Counting only lines that hold "لينتهين", give the total and nothing more.
[Start of Materials provided]
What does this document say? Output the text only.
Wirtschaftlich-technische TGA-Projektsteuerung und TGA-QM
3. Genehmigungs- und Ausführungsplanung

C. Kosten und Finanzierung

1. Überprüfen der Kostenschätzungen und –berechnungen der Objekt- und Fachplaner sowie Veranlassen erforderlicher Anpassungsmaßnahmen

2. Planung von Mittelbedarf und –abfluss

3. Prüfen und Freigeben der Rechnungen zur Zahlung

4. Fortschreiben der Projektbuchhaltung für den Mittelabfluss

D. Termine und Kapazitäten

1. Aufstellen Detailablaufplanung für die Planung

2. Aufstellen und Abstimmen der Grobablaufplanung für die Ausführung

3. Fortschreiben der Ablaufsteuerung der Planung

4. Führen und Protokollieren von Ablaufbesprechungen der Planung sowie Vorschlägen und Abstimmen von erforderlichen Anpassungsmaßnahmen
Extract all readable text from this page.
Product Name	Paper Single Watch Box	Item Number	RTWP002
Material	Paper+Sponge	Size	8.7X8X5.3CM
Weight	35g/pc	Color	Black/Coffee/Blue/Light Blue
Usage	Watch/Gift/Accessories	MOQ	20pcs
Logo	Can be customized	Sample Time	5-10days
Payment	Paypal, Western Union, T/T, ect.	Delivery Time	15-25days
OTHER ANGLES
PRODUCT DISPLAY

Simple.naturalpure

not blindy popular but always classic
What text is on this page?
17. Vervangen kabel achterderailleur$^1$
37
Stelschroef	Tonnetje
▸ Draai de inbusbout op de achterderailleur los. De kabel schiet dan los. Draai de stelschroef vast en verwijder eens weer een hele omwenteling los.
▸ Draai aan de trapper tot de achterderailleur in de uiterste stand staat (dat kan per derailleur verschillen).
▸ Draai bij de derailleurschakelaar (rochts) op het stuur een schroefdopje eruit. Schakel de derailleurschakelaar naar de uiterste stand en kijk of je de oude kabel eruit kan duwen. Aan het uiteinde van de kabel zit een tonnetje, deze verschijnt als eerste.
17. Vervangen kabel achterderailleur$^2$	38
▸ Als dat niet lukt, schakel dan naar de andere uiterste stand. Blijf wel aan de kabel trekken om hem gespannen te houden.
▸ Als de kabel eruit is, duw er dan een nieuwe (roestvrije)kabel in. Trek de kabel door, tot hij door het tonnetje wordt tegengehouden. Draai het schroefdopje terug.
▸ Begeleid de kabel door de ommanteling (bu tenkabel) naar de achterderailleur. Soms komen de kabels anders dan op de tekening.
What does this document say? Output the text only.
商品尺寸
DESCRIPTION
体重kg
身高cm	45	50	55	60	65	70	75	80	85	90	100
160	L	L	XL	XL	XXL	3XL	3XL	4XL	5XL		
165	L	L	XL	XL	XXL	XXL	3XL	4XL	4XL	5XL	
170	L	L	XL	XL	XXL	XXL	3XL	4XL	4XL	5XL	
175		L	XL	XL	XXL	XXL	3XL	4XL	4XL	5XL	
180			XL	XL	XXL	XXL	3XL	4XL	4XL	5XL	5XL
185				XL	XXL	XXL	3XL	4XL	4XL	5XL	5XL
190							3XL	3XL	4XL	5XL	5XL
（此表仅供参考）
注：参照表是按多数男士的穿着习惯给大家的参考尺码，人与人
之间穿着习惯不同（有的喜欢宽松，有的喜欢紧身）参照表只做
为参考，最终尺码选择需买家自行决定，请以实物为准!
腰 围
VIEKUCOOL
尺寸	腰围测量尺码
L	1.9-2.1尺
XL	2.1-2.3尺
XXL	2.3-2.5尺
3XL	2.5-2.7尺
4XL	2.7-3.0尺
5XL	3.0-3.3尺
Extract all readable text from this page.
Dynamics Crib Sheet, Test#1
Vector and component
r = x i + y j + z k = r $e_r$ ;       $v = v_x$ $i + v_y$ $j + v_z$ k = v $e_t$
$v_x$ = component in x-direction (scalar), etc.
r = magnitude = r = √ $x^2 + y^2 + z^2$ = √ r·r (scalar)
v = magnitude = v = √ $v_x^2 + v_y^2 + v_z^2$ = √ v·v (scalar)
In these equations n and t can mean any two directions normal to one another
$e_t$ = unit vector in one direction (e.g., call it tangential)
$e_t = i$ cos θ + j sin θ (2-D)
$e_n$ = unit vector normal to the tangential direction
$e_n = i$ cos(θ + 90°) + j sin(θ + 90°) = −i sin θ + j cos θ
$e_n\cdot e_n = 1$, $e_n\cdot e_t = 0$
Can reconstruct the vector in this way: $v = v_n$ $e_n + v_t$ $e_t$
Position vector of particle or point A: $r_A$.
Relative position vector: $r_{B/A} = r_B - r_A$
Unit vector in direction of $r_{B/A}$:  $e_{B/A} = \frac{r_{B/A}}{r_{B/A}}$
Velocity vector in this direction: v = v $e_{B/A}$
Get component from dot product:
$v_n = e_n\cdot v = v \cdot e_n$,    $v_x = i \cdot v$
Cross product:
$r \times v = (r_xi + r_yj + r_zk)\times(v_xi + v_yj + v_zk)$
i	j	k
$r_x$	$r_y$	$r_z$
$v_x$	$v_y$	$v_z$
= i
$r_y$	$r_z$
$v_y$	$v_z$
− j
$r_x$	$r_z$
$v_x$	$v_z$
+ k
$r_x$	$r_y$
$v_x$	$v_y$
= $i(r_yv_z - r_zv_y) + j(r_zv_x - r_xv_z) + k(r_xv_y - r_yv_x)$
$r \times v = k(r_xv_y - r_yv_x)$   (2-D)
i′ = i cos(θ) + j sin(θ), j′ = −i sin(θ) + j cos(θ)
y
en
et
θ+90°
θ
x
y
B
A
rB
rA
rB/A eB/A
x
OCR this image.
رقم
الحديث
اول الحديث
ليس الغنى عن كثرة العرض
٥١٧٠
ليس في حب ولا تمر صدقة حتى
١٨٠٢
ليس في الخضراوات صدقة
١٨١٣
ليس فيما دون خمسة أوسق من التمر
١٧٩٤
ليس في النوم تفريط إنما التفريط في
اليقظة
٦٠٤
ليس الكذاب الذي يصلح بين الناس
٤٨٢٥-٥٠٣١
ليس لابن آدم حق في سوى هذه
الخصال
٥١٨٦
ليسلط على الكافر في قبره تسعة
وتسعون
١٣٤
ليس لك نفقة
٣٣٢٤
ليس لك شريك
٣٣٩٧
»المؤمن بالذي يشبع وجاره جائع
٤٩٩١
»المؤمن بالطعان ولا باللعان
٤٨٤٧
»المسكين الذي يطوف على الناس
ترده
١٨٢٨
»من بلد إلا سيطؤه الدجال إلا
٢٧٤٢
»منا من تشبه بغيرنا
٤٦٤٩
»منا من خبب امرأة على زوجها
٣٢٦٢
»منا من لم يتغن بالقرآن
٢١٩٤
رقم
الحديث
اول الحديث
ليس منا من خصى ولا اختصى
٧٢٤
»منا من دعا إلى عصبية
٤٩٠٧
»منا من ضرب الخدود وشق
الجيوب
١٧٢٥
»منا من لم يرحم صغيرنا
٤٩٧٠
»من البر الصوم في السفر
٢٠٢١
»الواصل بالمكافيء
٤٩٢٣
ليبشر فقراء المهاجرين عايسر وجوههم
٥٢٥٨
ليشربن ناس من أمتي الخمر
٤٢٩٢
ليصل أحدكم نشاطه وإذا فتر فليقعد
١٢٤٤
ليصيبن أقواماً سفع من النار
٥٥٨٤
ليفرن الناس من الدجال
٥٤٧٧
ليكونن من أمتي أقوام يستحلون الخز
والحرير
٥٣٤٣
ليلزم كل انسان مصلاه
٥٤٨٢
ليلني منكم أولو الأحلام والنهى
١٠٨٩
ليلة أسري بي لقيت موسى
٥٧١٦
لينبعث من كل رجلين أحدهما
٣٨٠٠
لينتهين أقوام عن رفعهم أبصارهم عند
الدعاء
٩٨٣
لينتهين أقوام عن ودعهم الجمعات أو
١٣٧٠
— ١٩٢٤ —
[End of Materials provided]
■ **Full output**
2